Tracking south at between 16 and 17 knots, they were also keeping an eye on a group of rivals that have taken a more westerly route, including Alex Thomson and the 2001 winner, Roland Jourdain, in Sill. Thomson said yesterday that he hoped a new weather system would allow them to reel back the 70-mile lead which Golding and Thompson have over them.

Golding has played a canny game, placing Ecover in such a way as to keep his options open. "We have been monitoring Sill's progress in the west, but any benefit she may have will diminish," said Golding. "I think we are in a good spot. We will just have to wait and see."

The biggest threat is still from Jean-Pierre Dick and Nicolas Abiven, in Virbac, because Nick Moloney and Sam Davies have slipped over 160 miles astern in Team Cowes.

§ **Dataset rows**

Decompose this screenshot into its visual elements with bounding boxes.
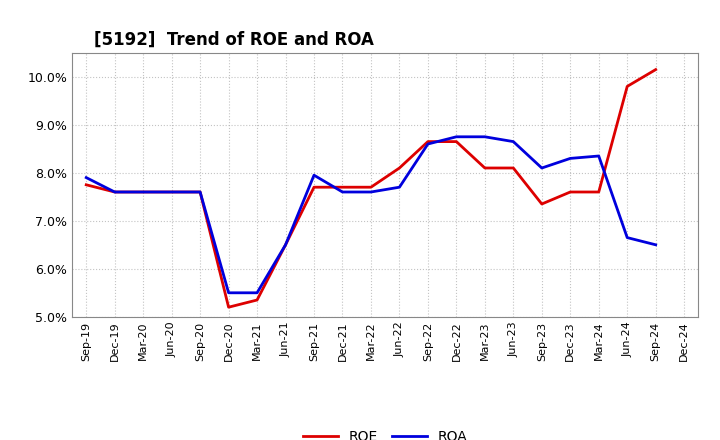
ROE	[310, 184, 318, 190]
Text: [5192]  Trend of ROE and ROA: [5192] Trend of ROE and ROA	[94, 31, 374, 49]
ROA	[395, 184, 404, 190]
Legend: ROE, ROA: ROE, ROA	[297, 424, 473, 440]
ROA	[253, 290, 261, 295]
ROE	[566, 189, 575, 194]
ROA	[225, 290, 233, 295]
ROE	[537, 202, 546, 207]
ROA	[595, 154, 603, 159]
ROA	[566, 156, 575, 161]
Line: ROE: ROE	[86, 70, 656, 307]
ROA	[282, 242, 290, 247]
ROE	[110, 189, 119, 194]
ROA	[652, 242, 660, 247]
ROE	[196, 189, 204, 194]
ROA	[110, 189, 119, 194]
ROE	[452, 139, 461, 144]
ROE	[338, 184, 347, 190]
ROE	[225, 304, 233, 310]
ROE	[480, 165, 489, 171]
ROE	[167, 189, 176, 194]
ROE	[423, 139, 432, 144]
ROA	[139, 189, 148, 194]
ROE	[652, 67, 660, 72]
Line: ROA: ROA	[86, 137, 656, 293]
ROA	[480, 134, 489, 139]
ROE	[253, 297, 261, 303]
ROE	[139, 189, 148, 194]
ROA	[423, 141, 432, 147]
ROE	[623, 84, 631, 89]
ROE	[595, 189, 603, 194]
ROA	[537, 165, 546, 171]
ROA	[196, 189, 204, 194]
ROE	[395, 165, 404, 171]
ROE	[366, 184, 375, 190]
ROA	[310, 172, 318, 178]
ROE	[509, 165, 518, 171]
ROA	[623, 235, 631, 240]
ROE	[82, 182, 91, 187]
ROA	[366, 189, 375, 194]
ROA	[452, 134, 461, 139]
ROA	[167, 189, 176, 194]
ROA	[82, 175, 91, 180]
ROA	[338, 189, 347, 194]
ROA	[509, 139, 518, 144]
ROE	[282, 242, 290, 247]
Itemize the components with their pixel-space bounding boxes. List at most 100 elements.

§ **Task requirements**
a) Answer these questions from the sailing race report, one line each, marked as they are:
(i) At what speed, in knots, was the tracking south?
(ii) How large a lead do Golding and Thompson have over the group on the westerly route?
(iii) How far astern have Nick Moloney and Sam Davies slipped in Team Cowes?
b) In the sailing race report, shorten the paragraph that begins "Golding has played a canny game" and keep its main facts.
c) Carry on the sailing race report from where it stops.

§ **Task answers**
a)
(i) Between 16 and 17 knots.
(ii) 70 miles.
(iii) Over 160 miles.

b) Golding has positioned Ecover to keep his options open. He says they have been monitoring Sill's progress in the west, but any benefit she has will diminish. He thinks they are in a good spot and will wait and see.

c)
Further to the east, Davies remains optimistic. "Unfortunately for us, the boats in the west have so far got away with it," she said. "But we continue to push hard and try to get a few extra miles in every day. It is going to be a hard race, but we are hooning [zooming] now."

Jean-Luc Nélias and Loick Peyron, in Belgacom, held a 22-mile lead in the 60-foot multihull fleet with Ellen MacArthur slipping to eighth, 117 miles behind with Alain Gautier in Foncia.

In the 50-foot monohulls, Britain's Conrad Humphreys and Paul Larsen have established a 15-mile lead in Hellomoto.